▶ **ARTICLE**
If you serialize your reader thread starting up before you start
writing, does that solve the issue here?
thanks,
greg k-h
On Sun, Sep 27, 2020 at 01:37:51PM +0200, Greg Kroah-Hartman wrote:
> On Fri, Sep 25, 2020 at 05:05:36PM -0500, Corey Minyard wrote:
> > I've been trying to track down a bug in a library I support (named
> > gensio; it does all kinds of stream I/O) and I have figured out that
> > the problem is not in the library, it's in the kernel. I have
> > attached a reproducer program, more on how to run it later.
> >
> > Basically, if you have a pty master and do the following:
> >
> > write(ptym, data, size);
> > close(ptym);
> >
> > The other end will occasionally not get the first 4095 bytes of data,
> > but it will get byte 4095 and on. This only happens on SMP systems; I
> > couldn't reproduce with just one processor. (Running under qemu I
> > have seen it drop 2048 bytes, but it has always been 4095 outside of a
> > VM.) I have tested on Ubuntu 18.04.5 x86_64, the base 5.4 kernel, on a
> > raspberry pi running raspian, 5.4.51 kernel, and the latest on the
> > master branch of Linus' tree running under qemu on x86_64.
> >
> > I have never seen it fail going the other way (writing to the slave
> > and reading from the master) and that's part of the test suite.

▶ **YOUR INSTRUCTIONS**
Transcribe everything in the pty mailing list thread from "If you serialize" down to "run it later.".

Records from a data source

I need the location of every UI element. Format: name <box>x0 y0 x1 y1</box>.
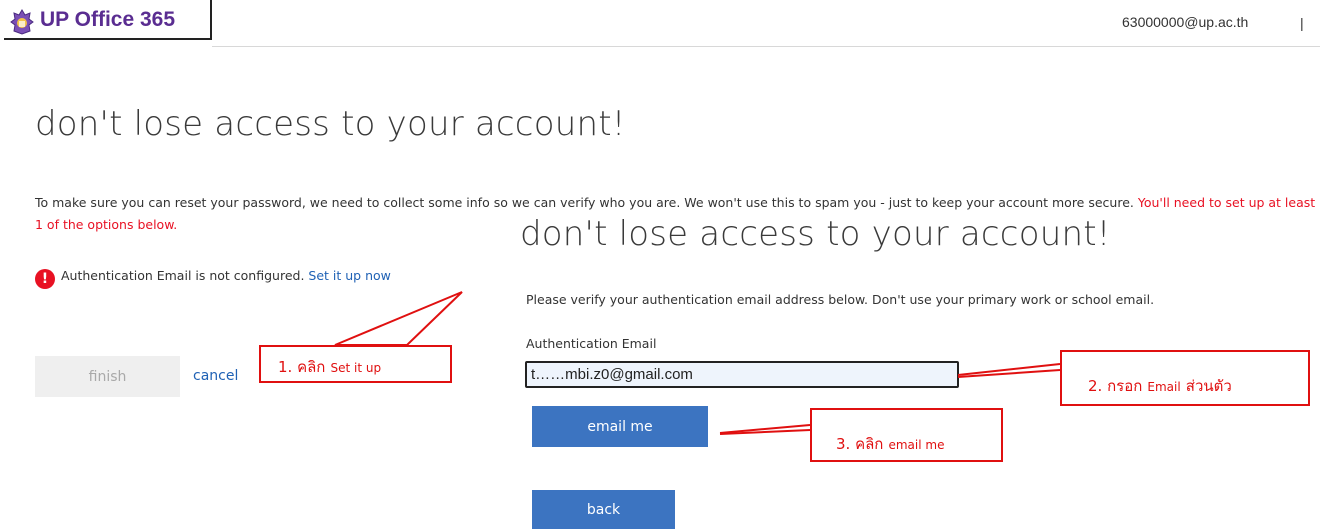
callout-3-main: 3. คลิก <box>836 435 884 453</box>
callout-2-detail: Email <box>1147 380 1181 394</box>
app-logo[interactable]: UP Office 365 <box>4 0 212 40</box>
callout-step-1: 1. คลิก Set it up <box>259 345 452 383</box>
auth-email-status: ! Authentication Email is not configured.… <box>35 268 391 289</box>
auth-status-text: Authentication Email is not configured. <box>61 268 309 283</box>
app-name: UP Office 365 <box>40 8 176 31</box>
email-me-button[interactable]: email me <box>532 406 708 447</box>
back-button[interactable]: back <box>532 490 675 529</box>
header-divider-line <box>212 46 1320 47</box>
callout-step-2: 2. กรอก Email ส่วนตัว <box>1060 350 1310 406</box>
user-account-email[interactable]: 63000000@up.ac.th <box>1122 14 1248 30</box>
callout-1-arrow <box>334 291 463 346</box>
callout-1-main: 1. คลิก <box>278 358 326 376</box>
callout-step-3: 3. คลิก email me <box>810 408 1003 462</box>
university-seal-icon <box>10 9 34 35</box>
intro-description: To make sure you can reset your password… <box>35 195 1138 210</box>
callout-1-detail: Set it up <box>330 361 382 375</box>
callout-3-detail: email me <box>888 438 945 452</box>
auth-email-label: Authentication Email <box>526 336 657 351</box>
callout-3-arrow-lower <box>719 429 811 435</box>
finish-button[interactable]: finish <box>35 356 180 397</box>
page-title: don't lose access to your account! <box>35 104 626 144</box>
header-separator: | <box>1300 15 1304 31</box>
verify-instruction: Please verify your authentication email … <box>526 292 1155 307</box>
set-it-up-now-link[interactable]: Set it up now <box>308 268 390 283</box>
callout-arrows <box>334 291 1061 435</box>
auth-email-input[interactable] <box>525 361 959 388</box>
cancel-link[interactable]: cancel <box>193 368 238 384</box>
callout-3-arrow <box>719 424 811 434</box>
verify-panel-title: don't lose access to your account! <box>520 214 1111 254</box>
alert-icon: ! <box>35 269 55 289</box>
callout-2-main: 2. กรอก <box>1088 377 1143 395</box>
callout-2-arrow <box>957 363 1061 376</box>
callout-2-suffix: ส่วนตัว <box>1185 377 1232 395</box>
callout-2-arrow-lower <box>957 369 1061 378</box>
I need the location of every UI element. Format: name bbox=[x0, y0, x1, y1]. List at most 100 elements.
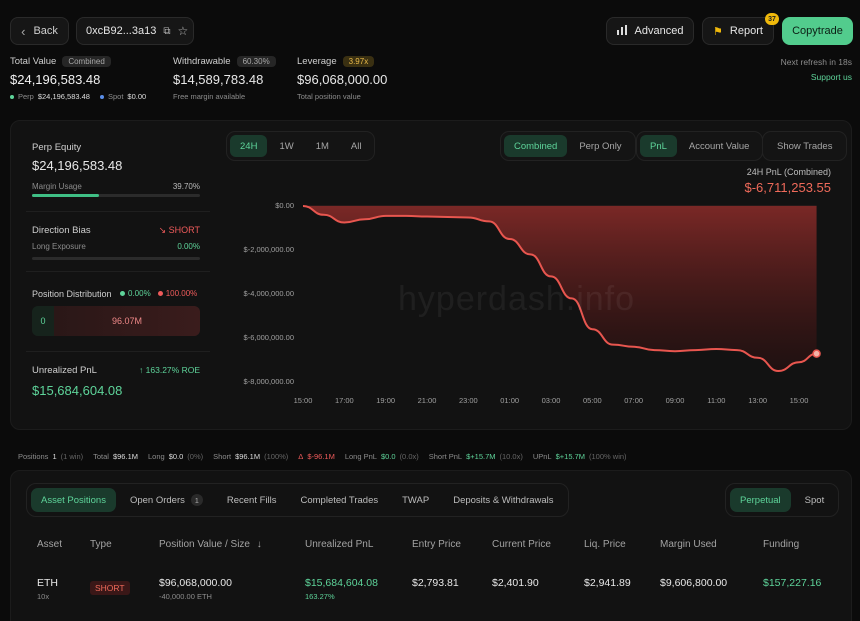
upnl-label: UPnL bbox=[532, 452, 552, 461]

▶ **WRITTEN SOLUTION**
If you serialize your reader thread starting up before you start
writing, does that solve the issue here?
thanks,
greg k-h
On Sun, Sep 27, 2020 at 01:37:51PM +0200, Greg Kroah-Hartman wrote:
> On Fri, Sep 25, 2020 at 05:05:36PM -0500, Corey Minyard wrote:
> > I've been trying to track down a bug in a library I support (named
> > gensio; it does all kinds of stream I/O) and I have figured out that
> > the problem is not in the library, it's in the kernel. I have
> > attached a reproducer program, more on how to run it later.